> **What the task asks**
Copy, from the entries below, each line where the word "Daily" can be found.

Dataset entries
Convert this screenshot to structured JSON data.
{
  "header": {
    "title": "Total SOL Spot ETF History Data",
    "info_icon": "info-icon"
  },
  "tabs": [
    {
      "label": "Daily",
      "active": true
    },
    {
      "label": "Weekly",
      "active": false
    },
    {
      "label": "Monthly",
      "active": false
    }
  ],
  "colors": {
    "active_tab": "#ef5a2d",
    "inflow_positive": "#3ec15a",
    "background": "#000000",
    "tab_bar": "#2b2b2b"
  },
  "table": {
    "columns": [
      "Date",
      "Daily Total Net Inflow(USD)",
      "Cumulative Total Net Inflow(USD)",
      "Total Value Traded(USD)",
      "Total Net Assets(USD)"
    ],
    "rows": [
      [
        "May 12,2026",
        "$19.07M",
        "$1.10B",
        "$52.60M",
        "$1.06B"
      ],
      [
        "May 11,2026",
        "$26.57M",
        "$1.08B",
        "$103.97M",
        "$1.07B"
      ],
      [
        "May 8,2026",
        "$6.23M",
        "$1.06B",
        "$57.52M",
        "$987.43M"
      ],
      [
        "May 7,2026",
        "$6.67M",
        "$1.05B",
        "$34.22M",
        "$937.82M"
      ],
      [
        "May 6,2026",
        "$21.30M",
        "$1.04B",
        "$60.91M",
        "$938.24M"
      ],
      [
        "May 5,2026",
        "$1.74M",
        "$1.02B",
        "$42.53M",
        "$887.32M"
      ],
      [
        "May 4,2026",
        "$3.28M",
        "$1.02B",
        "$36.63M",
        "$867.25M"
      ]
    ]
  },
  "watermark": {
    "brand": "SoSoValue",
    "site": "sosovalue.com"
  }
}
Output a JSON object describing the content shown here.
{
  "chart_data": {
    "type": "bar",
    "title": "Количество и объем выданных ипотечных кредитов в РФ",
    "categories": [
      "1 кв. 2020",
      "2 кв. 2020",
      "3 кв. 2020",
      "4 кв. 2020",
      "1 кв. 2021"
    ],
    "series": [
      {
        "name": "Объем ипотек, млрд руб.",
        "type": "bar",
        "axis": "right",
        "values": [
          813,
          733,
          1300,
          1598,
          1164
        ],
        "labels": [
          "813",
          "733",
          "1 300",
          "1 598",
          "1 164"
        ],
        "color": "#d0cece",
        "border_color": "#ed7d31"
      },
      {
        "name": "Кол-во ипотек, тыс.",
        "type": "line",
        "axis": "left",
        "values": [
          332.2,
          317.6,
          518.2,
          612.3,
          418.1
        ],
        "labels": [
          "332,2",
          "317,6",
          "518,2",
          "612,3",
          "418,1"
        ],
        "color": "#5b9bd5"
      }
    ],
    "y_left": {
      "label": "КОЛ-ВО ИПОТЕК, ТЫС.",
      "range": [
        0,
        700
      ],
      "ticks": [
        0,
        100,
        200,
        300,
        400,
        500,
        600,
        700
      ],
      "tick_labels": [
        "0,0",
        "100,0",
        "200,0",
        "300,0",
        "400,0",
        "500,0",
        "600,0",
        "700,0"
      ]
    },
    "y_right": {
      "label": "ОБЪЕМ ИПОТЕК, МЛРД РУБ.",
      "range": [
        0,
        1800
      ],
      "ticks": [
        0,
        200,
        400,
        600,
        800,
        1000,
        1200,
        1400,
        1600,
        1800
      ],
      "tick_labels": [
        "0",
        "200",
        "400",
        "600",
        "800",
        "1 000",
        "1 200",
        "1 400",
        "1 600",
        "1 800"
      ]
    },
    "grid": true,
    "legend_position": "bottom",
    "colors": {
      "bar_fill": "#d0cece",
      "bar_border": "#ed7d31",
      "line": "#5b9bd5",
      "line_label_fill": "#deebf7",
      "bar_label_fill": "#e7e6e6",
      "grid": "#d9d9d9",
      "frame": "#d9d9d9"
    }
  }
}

> **Result for this exercise**
      "label": "Daily",
      "Daily Total Net Inflow(USD)",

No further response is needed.